Task directions: Hunt for the word "Número" across the entries below, copying each line that holds it.

━━━━━ Raw records ━━━━━

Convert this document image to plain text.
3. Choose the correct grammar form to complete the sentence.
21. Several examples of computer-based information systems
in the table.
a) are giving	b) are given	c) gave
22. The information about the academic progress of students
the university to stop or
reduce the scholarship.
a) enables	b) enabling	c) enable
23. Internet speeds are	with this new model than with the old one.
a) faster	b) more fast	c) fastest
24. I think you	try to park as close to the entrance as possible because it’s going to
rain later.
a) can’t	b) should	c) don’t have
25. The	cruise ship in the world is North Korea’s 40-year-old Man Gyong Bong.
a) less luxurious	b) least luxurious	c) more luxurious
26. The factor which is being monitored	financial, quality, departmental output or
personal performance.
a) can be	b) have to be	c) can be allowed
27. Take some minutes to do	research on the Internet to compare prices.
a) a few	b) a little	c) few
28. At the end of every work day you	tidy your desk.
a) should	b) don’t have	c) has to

━━━━━
━━━━━ Raw records ━━━━━

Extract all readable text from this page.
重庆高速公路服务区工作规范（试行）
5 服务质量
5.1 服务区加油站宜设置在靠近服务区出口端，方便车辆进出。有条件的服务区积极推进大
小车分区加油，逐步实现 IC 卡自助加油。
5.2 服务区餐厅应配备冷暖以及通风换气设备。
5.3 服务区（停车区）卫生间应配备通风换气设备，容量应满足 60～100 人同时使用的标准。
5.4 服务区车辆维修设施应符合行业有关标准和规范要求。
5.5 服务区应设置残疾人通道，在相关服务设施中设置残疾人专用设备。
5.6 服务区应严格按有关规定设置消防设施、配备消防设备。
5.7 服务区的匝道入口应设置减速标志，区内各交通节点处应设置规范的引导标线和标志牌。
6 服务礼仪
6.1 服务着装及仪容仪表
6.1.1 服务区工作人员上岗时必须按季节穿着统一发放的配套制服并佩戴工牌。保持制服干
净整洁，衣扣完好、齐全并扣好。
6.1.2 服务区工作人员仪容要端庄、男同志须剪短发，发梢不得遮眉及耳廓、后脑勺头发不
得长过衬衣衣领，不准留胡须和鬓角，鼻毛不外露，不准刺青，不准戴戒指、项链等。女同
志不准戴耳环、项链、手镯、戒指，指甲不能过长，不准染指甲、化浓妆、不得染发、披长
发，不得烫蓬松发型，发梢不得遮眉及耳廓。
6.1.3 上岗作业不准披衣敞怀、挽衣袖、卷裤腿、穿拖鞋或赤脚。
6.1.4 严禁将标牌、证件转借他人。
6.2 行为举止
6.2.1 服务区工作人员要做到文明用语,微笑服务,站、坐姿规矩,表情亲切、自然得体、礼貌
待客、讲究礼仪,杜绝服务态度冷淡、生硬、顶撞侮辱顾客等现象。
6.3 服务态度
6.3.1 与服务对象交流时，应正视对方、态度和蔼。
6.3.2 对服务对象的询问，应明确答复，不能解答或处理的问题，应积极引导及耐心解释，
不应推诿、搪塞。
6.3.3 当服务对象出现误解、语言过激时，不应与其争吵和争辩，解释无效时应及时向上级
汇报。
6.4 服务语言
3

━━━━━
━━━━━ Raw records ━━━━━

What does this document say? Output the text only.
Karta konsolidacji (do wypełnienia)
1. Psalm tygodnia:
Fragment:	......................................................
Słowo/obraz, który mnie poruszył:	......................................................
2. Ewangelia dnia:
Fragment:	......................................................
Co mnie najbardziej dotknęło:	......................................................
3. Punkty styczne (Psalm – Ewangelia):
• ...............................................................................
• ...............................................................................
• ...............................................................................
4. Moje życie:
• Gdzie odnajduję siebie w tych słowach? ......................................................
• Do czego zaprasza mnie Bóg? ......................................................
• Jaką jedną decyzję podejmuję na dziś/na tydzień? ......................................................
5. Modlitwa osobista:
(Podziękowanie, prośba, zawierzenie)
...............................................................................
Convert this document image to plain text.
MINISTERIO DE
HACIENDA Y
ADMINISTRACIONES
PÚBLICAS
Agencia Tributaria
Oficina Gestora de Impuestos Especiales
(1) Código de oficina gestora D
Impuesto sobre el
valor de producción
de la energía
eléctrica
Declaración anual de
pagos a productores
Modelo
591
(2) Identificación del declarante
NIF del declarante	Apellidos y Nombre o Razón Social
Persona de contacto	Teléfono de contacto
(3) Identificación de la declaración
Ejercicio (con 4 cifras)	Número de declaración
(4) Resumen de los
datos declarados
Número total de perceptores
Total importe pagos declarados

━━━━━

Task result:
Ejercicio (con 4 cifras)	Número de declaración
Número total de perceptores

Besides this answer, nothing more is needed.